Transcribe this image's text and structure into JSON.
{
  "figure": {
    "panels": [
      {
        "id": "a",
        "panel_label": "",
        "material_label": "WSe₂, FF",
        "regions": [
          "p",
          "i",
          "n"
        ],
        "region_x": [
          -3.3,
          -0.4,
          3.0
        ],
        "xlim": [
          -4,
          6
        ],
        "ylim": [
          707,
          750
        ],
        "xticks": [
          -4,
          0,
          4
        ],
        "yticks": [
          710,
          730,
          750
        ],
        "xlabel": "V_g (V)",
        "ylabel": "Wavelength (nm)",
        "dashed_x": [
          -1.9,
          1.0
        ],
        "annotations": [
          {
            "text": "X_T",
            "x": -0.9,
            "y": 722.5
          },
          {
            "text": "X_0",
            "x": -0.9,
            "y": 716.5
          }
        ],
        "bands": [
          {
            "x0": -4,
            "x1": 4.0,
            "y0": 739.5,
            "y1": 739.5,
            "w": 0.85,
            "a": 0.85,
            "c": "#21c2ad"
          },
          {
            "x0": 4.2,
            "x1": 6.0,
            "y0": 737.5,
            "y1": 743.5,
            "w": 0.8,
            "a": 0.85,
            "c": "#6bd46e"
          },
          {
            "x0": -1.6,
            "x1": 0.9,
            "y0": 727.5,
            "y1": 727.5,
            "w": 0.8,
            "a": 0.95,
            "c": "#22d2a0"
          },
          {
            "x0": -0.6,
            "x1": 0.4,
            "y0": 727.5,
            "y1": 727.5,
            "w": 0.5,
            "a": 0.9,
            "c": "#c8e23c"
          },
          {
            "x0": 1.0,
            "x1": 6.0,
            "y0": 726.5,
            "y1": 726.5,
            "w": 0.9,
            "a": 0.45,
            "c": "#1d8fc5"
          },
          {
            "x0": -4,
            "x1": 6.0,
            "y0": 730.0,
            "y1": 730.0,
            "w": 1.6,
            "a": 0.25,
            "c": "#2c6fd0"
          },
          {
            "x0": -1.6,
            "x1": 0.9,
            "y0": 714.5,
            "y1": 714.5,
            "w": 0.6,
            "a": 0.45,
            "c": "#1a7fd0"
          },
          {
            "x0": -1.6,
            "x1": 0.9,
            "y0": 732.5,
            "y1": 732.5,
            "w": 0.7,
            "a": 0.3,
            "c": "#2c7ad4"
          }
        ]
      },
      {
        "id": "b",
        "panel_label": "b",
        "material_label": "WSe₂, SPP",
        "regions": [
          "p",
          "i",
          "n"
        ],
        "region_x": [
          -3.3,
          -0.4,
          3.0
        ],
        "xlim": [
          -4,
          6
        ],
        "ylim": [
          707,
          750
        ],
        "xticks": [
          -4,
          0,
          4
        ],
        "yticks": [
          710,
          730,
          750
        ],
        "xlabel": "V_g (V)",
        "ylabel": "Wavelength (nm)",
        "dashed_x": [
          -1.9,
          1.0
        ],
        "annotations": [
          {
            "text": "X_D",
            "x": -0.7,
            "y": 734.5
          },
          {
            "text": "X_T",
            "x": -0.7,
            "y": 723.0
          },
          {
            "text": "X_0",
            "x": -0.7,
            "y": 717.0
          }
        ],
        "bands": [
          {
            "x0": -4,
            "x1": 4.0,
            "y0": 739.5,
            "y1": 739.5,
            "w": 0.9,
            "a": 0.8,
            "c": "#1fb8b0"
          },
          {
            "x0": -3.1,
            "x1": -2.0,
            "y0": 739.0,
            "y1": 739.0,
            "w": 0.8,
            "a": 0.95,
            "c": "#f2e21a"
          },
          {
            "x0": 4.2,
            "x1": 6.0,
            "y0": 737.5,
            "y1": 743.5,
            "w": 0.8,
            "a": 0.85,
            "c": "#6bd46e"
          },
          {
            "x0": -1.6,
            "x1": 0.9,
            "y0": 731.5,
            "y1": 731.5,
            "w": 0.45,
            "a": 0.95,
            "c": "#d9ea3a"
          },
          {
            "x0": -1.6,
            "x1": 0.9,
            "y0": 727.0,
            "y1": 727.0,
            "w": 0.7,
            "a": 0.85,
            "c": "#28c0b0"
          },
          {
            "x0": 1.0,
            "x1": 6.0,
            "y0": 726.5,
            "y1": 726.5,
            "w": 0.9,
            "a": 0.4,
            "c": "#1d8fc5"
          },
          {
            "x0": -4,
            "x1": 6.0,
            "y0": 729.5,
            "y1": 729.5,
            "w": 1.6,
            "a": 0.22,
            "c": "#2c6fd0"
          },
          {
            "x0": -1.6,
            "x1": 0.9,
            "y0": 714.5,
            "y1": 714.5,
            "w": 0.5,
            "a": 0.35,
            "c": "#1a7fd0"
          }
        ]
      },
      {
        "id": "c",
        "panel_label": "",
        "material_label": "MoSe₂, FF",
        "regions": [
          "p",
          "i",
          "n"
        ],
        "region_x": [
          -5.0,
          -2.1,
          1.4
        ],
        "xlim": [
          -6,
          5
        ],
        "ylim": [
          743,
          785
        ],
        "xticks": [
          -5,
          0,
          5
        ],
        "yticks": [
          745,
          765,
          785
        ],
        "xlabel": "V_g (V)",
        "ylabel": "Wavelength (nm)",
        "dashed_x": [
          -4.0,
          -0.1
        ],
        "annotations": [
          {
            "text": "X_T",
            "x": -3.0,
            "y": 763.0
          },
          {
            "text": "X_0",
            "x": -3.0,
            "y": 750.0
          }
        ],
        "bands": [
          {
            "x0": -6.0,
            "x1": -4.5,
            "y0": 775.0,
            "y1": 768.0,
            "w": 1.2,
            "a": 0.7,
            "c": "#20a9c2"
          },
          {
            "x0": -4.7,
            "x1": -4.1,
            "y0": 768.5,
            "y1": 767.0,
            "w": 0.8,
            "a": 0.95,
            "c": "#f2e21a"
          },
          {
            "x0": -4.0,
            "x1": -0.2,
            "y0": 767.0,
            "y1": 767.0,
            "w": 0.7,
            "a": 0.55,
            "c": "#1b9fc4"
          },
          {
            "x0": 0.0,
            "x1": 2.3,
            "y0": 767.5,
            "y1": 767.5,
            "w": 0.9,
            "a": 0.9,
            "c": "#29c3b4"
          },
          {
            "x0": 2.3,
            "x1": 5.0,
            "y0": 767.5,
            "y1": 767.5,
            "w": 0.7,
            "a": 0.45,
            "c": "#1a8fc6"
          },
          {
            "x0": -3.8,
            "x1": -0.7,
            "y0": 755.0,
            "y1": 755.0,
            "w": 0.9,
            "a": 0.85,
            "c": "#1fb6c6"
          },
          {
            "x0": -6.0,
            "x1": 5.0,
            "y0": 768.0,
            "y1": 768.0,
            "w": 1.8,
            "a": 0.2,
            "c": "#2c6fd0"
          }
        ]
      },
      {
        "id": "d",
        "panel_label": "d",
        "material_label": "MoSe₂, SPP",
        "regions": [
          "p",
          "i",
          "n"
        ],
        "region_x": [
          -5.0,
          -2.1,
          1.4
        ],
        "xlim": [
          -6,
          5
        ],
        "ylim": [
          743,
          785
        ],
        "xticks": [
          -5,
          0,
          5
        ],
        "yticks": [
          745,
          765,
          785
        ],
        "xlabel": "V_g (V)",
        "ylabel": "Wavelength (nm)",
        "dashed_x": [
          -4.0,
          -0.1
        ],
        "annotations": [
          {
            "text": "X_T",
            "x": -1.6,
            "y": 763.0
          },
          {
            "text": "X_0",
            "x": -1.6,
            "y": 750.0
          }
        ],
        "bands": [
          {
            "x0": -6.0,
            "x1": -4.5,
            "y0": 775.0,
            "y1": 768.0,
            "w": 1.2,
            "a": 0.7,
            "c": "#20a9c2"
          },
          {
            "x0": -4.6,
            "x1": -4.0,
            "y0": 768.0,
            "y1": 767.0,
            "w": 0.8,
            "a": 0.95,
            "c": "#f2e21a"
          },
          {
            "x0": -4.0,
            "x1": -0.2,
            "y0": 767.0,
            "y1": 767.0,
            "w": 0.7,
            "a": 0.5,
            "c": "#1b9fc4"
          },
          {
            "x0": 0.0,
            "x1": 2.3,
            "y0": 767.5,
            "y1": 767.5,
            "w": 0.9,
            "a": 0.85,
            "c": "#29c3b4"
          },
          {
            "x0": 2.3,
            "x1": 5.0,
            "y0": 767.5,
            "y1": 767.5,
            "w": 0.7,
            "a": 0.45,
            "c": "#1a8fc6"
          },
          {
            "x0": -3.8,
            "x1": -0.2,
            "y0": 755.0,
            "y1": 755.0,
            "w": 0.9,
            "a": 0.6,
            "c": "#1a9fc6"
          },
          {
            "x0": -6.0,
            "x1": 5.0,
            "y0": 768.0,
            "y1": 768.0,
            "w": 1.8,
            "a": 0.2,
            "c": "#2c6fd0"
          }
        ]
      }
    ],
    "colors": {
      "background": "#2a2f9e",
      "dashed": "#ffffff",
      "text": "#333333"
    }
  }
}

---

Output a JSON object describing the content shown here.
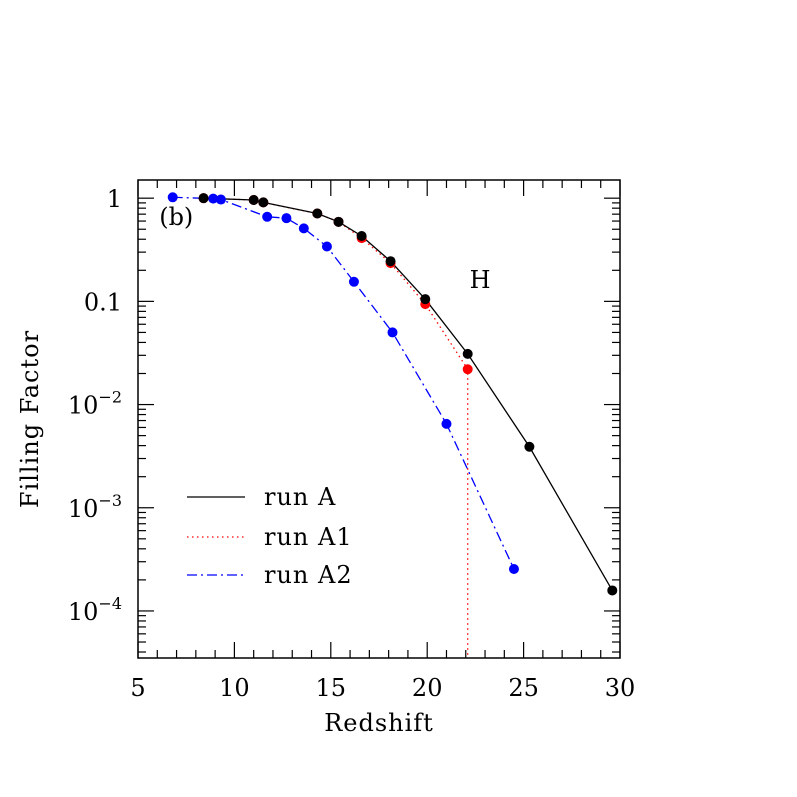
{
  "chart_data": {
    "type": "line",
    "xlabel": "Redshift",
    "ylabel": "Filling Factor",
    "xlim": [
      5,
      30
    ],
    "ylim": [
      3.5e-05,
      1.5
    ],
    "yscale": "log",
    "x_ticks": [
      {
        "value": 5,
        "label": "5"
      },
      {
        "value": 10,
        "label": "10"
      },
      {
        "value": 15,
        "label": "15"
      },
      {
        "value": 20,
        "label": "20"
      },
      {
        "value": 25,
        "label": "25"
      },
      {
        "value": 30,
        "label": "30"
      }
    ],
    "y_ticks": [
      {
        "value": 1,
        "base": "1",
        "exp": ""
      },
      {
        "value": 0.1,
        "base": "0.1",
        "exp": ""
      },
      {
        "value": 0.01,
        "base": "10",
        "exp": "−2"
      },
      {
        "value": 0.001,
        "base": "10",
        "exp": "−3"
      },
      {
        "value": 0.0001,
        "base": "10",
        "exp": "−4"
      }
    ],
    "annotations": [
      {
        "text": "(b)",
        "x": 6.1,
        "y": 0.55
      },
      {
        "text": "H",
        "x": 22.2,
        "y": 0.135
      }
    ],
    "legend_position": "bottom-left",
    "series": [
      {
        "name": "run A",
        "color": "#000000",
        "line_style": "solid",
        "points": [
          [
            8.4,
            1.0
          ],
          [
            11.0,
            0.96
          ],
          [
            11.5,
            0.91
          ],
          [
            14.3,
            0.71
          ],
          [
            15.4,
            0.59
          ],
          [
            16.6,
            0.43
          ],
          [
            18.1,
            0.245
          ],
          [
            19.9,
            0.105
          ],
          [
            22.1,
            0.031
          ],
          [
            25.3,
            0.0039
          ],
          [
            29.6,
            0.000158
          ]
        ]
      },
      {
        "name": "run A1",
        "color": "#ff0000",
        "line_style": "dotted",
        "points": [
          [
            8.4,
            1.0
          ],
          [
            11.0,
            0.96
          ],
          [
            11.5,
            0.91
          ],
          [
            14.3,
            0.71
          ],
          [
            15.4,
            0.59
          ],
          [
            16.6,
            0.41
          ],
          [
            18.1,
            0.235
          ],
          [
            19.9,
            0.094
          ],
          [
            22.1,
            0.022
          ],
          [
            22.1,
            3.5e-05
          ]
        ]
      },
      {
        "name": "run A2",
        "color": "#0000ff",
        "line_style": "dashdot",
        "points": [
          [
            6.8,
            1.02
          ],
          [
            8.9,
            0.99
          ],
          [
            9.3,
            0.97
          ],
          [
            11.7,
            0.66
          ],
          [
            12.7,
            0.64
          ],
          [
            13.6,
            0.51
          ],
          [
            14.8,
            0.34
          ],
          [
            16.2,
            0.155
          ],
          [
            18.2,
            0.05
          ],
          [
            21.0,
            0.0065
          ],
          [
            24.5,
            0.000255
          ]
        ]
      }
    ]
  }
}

▶ **DESCRIPTION OF THE TASK**:
Above are several records. Count the lines among them that contain "value" and give only the total.

▶ **FINAL RESULT**:
11